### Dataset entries
--- Begin ---
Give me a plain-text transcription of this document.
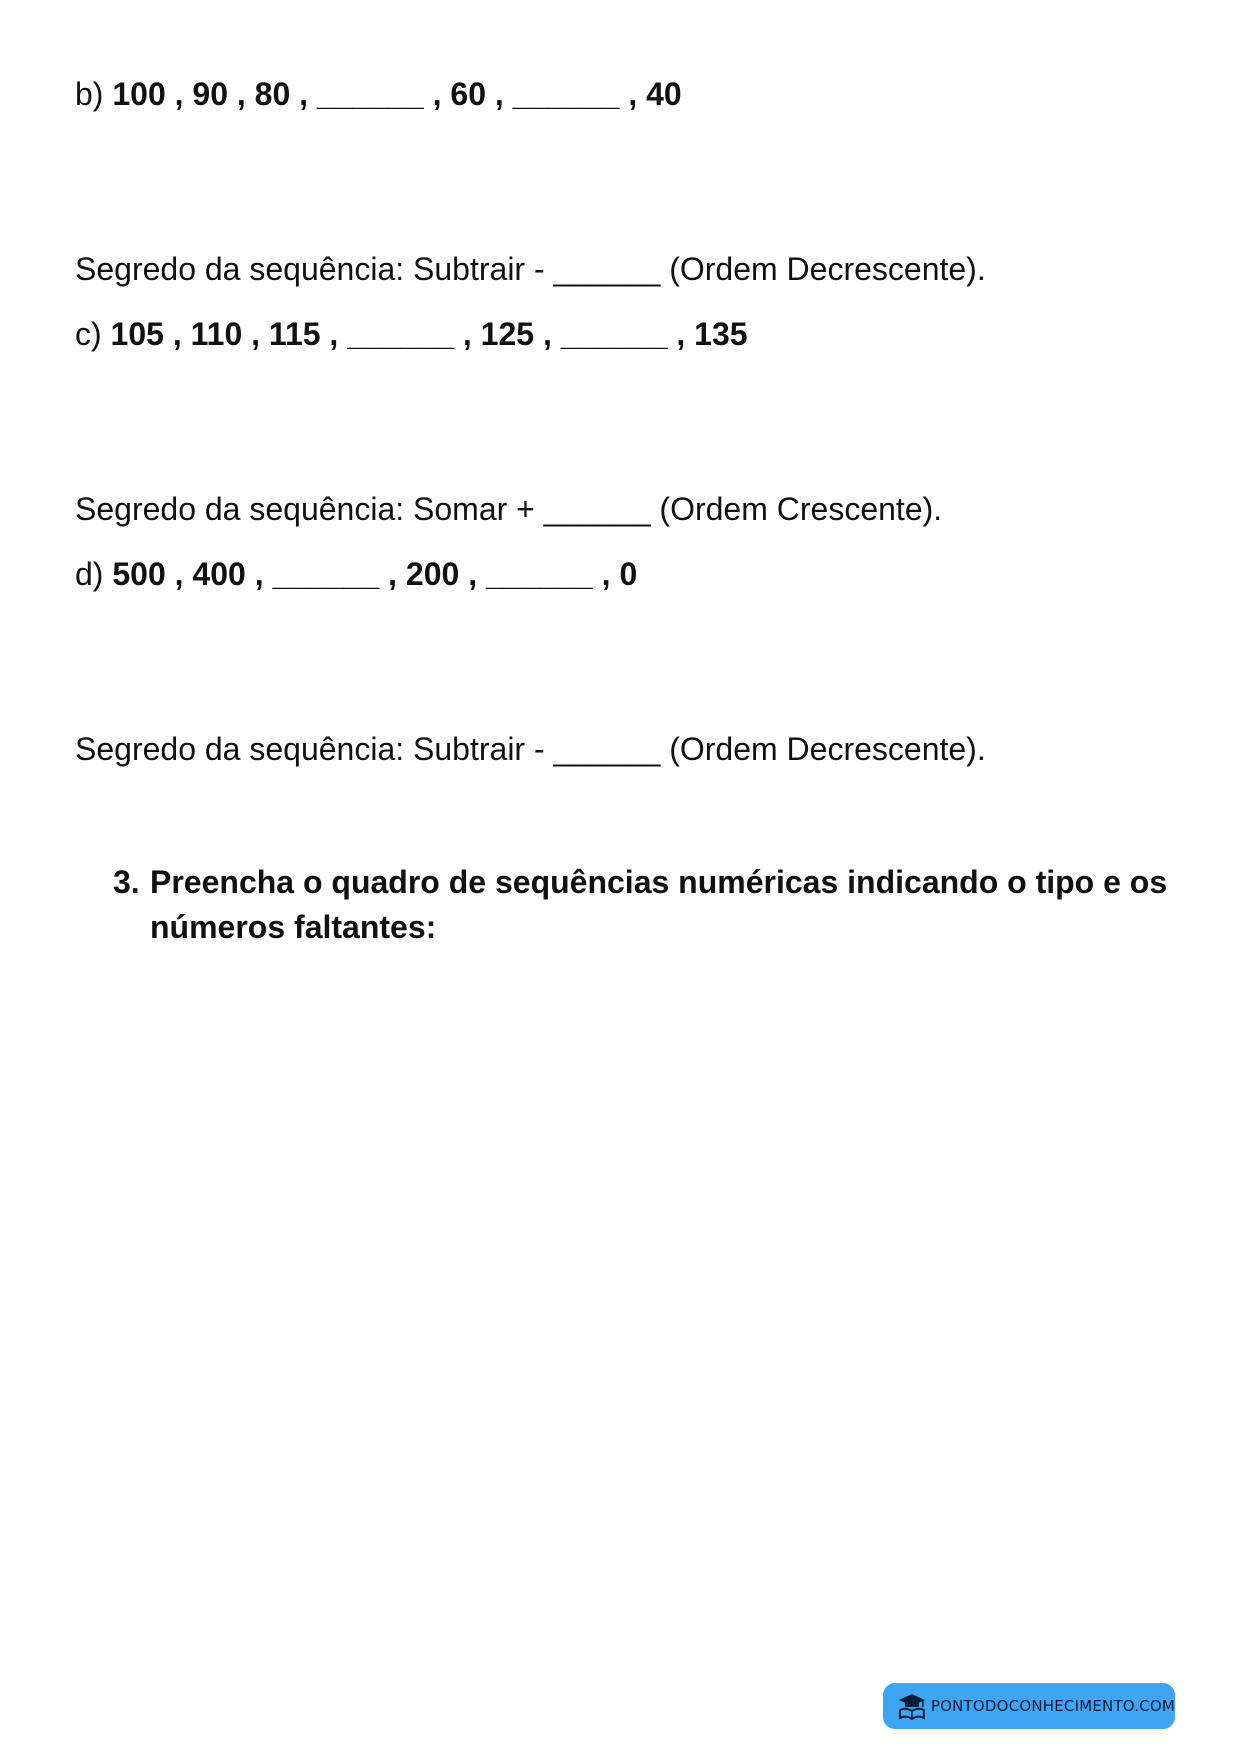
b) 100 , 90 , 80 , ______ , 60 , ______ , 40
Segredo da sequência: Subtrair - ______ (Ordem Decrescente).
c) 105 , 110 , 115 , ______ , 125 , ______ , 135
Segredo da sequência: Somar + ______ (Ordem Crescente).
d) 500 , 400 , ______ , 200 , ______ , 0
Segredo da sequência: Subtrair - ______ (Ordem Decrescente).
3. Preencha o quadro de sequências numéricas indicando o tipo e os números faltantes:
PONTODOCONHECIMENTO.COM
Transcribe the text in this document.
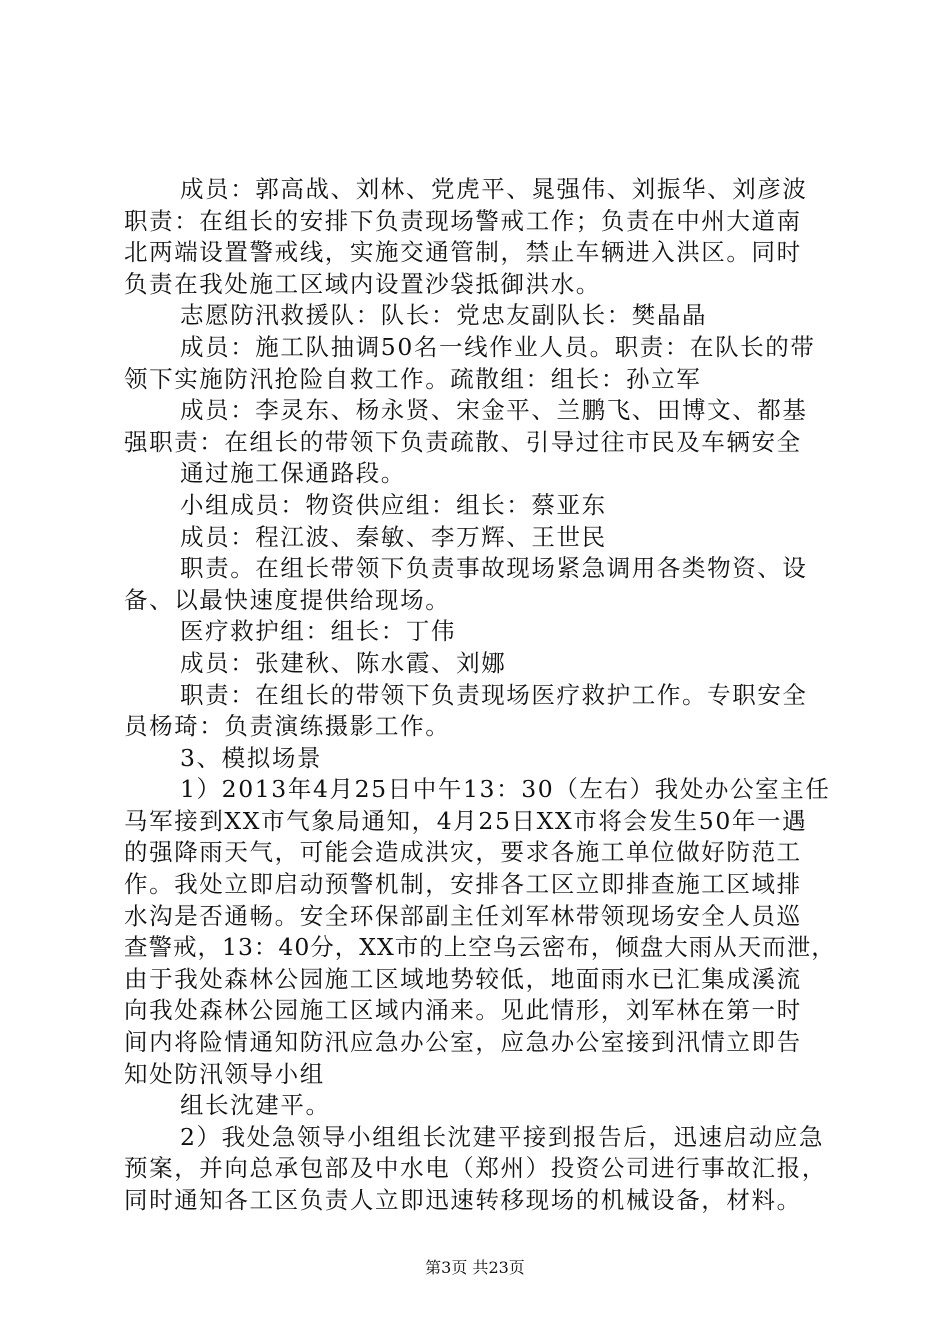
成员：郭高战、刘林、党虎平、晁强伟、刘振华、刘彦波
职责：在组长的安排下负责现场警戒工作；负责在中州大道南
北两端设置警戒线，实施交通管制，禁止车辆进入洪区。同时
负责在我处施工区域内设置沙袋抵御洪水。
志愿防汛救援队：队长：党忠友副队长：樊晶晶
成员：施工队抽调50名一线作业人员。职责：在队长的带
领下实施防汛抢险自救工作。疏散组：组长：孙立军
成员：李灵东、杨永贤、宋金平、兰鹏飞、田博文、都基
强职责：在组长的带领下负责疏散、引导过往市民及车辆安全
通过施工保通路段。
小组成员：物资供应组：组长：蔡亚东
成员：程江波、秦敏、李万辉、王世民
职责。在组长带领下负责事故现场紧急调用各类物资、设
备、以最快速度提供给现场。
医疗救护组：组长：丁伟
成员：张建秋、陈水霞、刘娜
职责：在组长的带领下负责现场医疗救护工作。专职安全
员杨琦：负责演练摄影工作。
3、模拟场景
1）2013年4月25日中午13：30（左右）我处办公室主任
马军接到XX市气象局通知，4月25日XX市将会发生50年一遇
的强降雨天气，可能会造成洪灾，要求各施工单位做好防范工
作。我处立即启动预警机制，安排各工区立即排查施工区域排
水沟是否通畅。安全环保部副主任刘军林带领现场安全人员巡
查警戒，13：40分，XX市的上空乌云密布，倾盘大雨从天而泄，
由于我处森林公园施工区域地势较低，地面雨水已汇集成溪流
向我处森林公园施工区域内涌来。见此情形，刘军林在第一时
间内将险情通知防汛应急办公室，应急办公室接到汛情立即告
知处防汛领导小组
组长沈建平。
2）我处急领导小组组长沈建平接到报告后，迅速启动应急
预案，并向总承包部及中水电（郑州）投资公司进行事故汇报，
同时通知各工区负责人立即迅速转移现场的机械设备，材料。
第3页 共23页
--- End ---
### EXERCISE AIM
Write out each entry exactly as given, but skip the pictures.

### THE OUTPUT
Give me a plain-text transcription of this document.
b) 100 , 90 , 80 , ______ , 60 , ______ , 40
Segredo da sequência: Subtrair - ______ (Ordem Decrescente).
c) 105 , 110 , 115 , ______ , 125 , ______ , 135
Segredo da sequência: Somar + ______ (Ordem Crescente).
d) 500 , 400 , ______ , 200 , ______ , 0
Segredo da sequência: Subtrair - ______ (Ordem Decrescente).
3. Preencha o quadro de sequências numéricas indicando o tipo e os números faltantes:
PONTODOCONHECIMENTO.COM
Transcribe the text in this document.
成员：郭高战、刘林、党虎平、晁强伟、刘振华、刘彦波
职责：在组长的安排下负责现场警戒工作；负责在中州大道南
北两端设置警戒线，实施交通管制，禁止车辆进入洪区。同时
负责在我处施工区域内设置沙袋抵御洪水。
志愿防汛救援队：队长：党忠友副队长：樊晶晶
成员：施工队抽调50名一线作业人员。职责：在队长的带
领下实施防汛抢险自救工作。疏散组：组长：孙立军
成员：李灵东、杨永贤、宋金平、兰鹏飞、田博文、都基
强职责：在组长的带领下负责疏散、引导过往市民及车辆安全
通过施工保通路段。
小组成员：物资供应组：组长：蔡亚东
成员：程江波、秦敏、李万辉、王世民
职责。在组长带领下负责事故现场紧急调用各类物资、设
备、以最快速度提供给现场。
医疗救护组：组长：丁伟
成员：张建秋、陈水霞、刘娜
职责：在组长的带领下负责现场医疗救护工作。专职安全
员杨琦：负责演练摄影工作。
3、模拟场景
1）2013年4月25日中午13：30（左右）我处办公室主任
马军接到XX市气象局通知，4月25日XX市将会发生50年一遇
的强降雨天气，可能会造成洪灾，要求各施工单位做好防范工
作。我处立即启动预警机制，安排各工区立即排查施工区域排
水沟是否通畅。安全环保部副主任刘军林带领现场安全人员巡
查警戒，13：40分，XX市的上空乌云密布，倾盘大雨从天而泄，
由于我处森林公园施工区域地势较低，地面雨水已汇集成溪流
向我处森林公园施工区域内涌来。见此情形，刘军林在第一时
间内将险情通知防汛应急办公室，应急办公室接到汛情立即告
知处防汛领导小组
组长沈建平。
2）我处急领导小组组长沈建平接到报告后，迅速启动应急
预案，并向总承包部及中水电（郑州）投资公司进行事故汇报，
同时通知各工区负责人立即迅速转移现场的机械设备，材料。
第3页 共23页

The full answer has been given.